:: BRANO SCELTO ::
=-=-=

Milan: infortuni, classifica e rinnovi le spine di Pioli

Ibra, Mandzukic, Calhanoglu e Bennacer: tutte assenze pesanti

    L'ennesima battuta d'arresto contro l'Udinese, con un pari acciuffato all'ultimo secondo possibile tra le polemiche dei friulani, è un campanello d'allarme per il Milan. Stefano Pioli ammette le difficoltà contro squadre che si chiudono quando vengono a mancare attaccanti di riferimento.
    Senza Ibrahimovic e Mandzukic, il Milan è costretto a reinventarsi e ad affidarsi a Leao, ieri spaesato, fuori posto e forse anche un po' sconsolato. Pioli era sicuro della maturità emotiva del giovane rossonero ma, in una serata in cui hanno deluso anche Rebic e Theo Hernandez, Leao ha fallito nel ruolo di prima punta. A Verona non ci saranno i due bomber d'esperienza, assenti anche Calhanoglu e Bennacer. Giocatori decisivi per il gioco rossonero proprio nel momento più delicato della stagione.
    Nelle ultime sei partite il Milan è riuscito ad imporsi solo contro la Roma all'Olimpico, un successo che sembrava il segnale di una ripresa ma, dopo appena tre giorni, è arrivata l'ennesima frenata. L'emergenza infortuni è una costante della stagione rossonera e le rosa a disposizione di Pioli non vanta alternative importanti come avviene per l'Inter o per la Juventus. Domenica sarà da valutare anche la presenza di Tonali, uscito per una contrattura a fine primo tempo. Lo ha sostituito Meité che commette troppi errori nonostante al suo fianco abbia Kessié, il giocatore con il rendimento migliore dell'intera squadra.

=-=-=

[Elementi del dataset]
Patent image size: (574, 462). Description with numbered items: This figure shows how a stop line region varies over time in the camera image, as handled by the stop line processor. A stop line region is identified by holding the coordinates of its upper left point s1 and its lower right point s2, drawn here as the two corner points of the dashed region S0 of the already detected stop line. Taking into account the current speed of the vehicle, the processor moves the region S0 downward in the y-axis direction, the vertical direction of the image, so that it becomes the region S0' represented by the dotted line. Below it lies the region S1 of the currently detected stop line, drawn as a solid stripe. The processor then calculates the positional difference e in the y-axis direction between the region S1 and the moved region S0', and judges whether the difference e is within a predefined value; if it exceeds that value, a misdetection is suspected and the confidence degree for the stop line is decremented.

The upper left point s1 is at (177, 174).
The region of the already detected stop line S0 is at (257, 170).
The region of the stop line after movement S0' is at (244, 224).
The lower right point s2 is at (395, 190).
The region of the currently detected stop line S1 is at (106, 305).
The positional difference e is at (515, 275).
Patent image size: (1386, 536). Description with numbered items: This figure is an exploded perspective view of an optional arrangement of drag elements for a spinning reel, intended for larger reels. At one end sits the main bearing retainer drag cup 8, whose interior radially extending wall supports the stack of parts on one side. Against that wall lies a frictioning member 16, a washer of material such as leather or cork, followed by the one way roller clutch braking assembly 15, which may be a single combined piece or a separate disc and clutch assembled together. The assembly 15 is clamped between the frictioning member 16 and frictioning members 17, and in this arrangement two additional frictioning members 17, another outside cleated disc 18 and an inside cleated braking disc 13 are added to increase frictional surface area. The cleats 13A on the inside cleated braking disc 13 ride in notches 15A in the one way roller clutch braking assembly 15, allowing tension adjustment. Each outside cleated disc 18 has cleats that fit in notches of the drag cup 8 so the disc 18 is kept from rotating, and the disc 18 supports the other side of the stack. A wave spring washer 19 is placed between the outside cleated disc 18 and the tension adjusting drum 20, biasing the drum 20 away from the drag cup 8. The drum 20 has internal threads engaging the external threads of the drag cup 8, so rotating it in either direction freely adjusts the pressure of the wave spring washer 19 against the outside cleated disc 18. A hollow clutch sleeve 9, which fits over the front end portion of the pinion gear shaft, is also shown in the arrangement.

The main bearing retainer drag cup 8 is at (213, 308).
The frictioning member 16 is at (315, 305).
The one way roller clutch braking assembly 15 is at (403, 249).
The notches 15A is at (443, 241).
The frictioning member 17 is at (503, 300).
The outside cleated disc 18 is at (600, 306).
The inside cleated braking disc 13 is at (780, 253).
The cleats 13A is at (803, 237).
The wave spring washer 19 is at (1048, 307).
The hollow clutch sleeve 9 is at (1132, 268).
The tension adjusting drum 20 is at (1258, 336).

=-=-=

:: ESERCIZI ::
#1 Rispondi alle seguenti domande sull'articolo sul Milan:
(a) Contro quale squadra il Milan ha ottenuto il pareggio all'ultimo secondo?
(b) Quale giocatore ha fallito nel ruolo di prima punta?
(c) Per quale motivo Tonali è uscito a fine primo tempo?
#2 Trasforma in un elenco puntato il paragrafo dell'articolo sul Milan che comincia con "Nelle ultime sei partite" e conserva le informazioni principali.
#3 Prosegui l'articolo sul Milan a partire dal punto in cui si interrompe.

:: SOLUZIONI ::
#1
(a) Contro l'Udinese.
(b) Leao.
(c) Per una contrattura.

#2
- Nelle ultime sei partite il Milan ha vinto solo contro la Roma all'Olimpico.
- Quel successo sembrava il segnale di una ripresa, ma dopo appena tre giorni è arrivata un'altra frenata.
- L'emergenza infortuni accompagna tutta la stagione rossonera.
- A differenza di Inter e Juventus, la rosa di Pioli non offre alternative importanti.
- Domenica si dovrà valutare la presenza di Tonali, uscito a fine primo tempo per una contrattura.
- Meité, che lo ha sostituito, ha commesso troppi errori, nonostante al suo fianco ci fosse Kessié, il giocatore con il rendimento migliore della squadra.

#3
    Senza Bennacer, Calhanoglu e Ibra, vengono a mancare i leader di ogni reparto. Pioli non è incline alle lamentele e sa che con un gruppo giovane la fiducia non deve mai mancare per non deprimere l'ambiente. Ma serve stringere i tempi di recupero perché la prossima settimana il Milan affronterà lo United e il Napoli.
    Il vantaggio accumulato con un girone d'andata al di sopra delle aspettative si sta assottigliando. Juve e Atalanta sono distanti quattro punti e i bianconeri hanno una partita da recuperare. Tiene banco, poi, il nodo rinnovi. Il club è fiducioso per i prolungamenti di contratto di Donnarumma e Calhanoglu ma la trattativa con il portiere è lontana dall'epilogo. Tra domanda e offerta ci sarebbe una distanza di 2 milioni e non ci sarebbe l'intesa neppure per gli anni di contratto. Pioli è certo che i giocatori non siano condizionati nel rendimento ma definire almeno queste situazioni aiuterebbe a trovare maggior tranquillità in attesa di capire se questo Milan può tornare davvero nell'Europa che conta.